** Start of Working data **

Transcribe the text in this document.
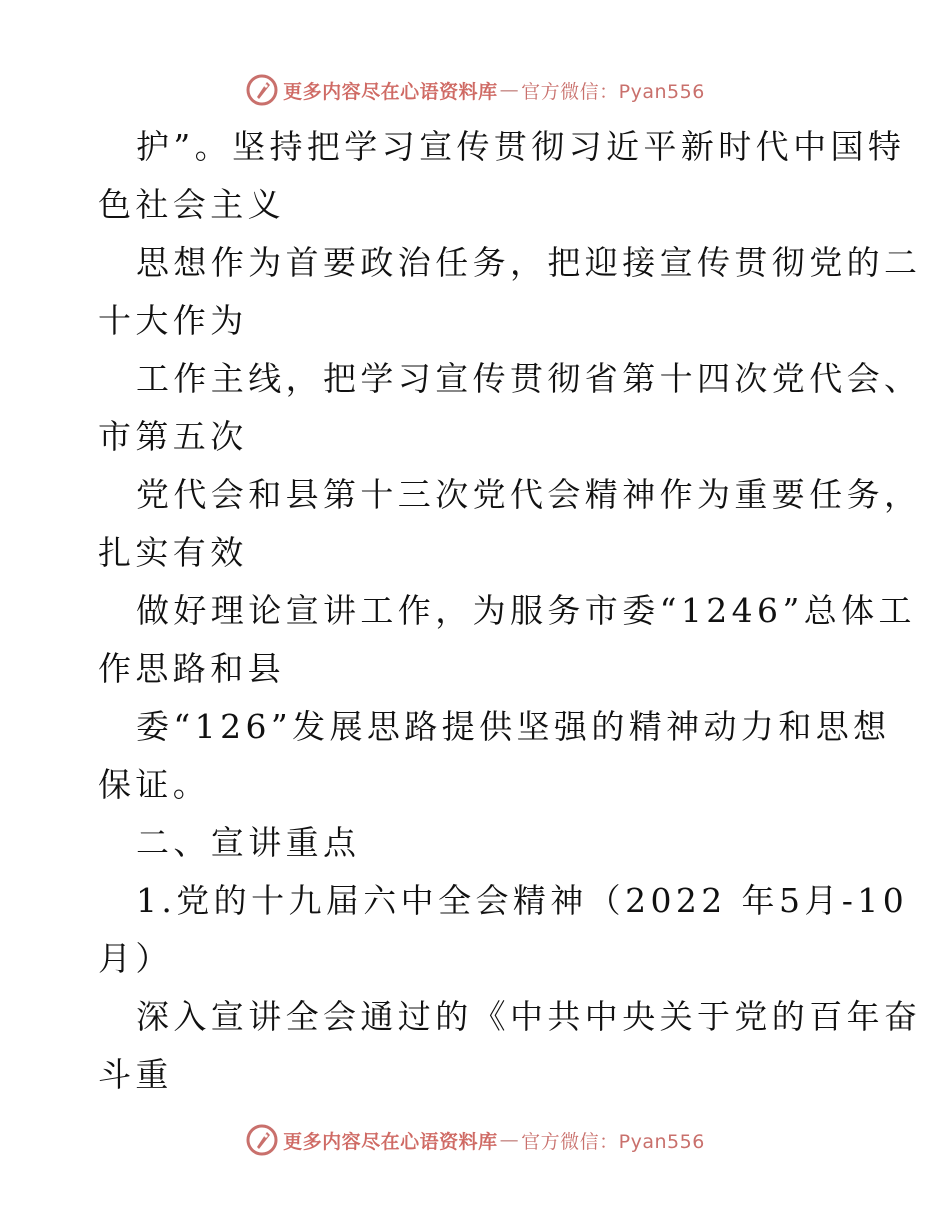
更多内容尽在心语资料库 — 官方微信：Pyan556
护”。坚持把学习宣传贯彻习近平新时代中国特
色社会主义
思想作为首要政治任务，把迎接宣传贯彻党的二
十大作为
工作主线，把学习宣传贯彻省第十四次党代会、
市第五次
党代会和县第十三次党代会精神作为重要任务，
扎实有效
做好理论宣讲工作，为服务市委“1246”总体工
作思路和县
委“126”发展思路提供坚强的精神动力和思想
保证。
二、宣讲重点
1.党的十九届六中全会精神（2022 年5月-10
月）
深入宣讲全会通过的《中共中央关于党的百年奋
斗重
更多内容尽在心语资料库 — 官方微信：Pyan556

** End of Working data **

Omit every picture, then reproduce the rest of the listing exactly.

> **The output**:
Transcribe the text in this document.
更多内容尽在心语资料库 — 官方微信：Pyan556
护”。坚持把学习宣传贯彻习近平新时代中国特
色社会主义
思想作为首要政治任务，把迎接宣传贯彻党的二
十大作为
工作主线，把学习宣传贯彻省第十四次党代会、
市第五次
党代会和县第十三次党代会精神作为重要任务，
扎实有效
做好理论宣讲工作，为服务市委“1246”总体工
作思路和县
委“126”发展思路提供坚强的精神动力和思想
保证。
二、宣讲重点
1.党的十九届六中全会精神（2022 年5月-10
月）
深入宣讲全会通过的《中共中央关于党的百年奋
斗重
更多内容尽在心语资料库 — 官方微信：Pyan556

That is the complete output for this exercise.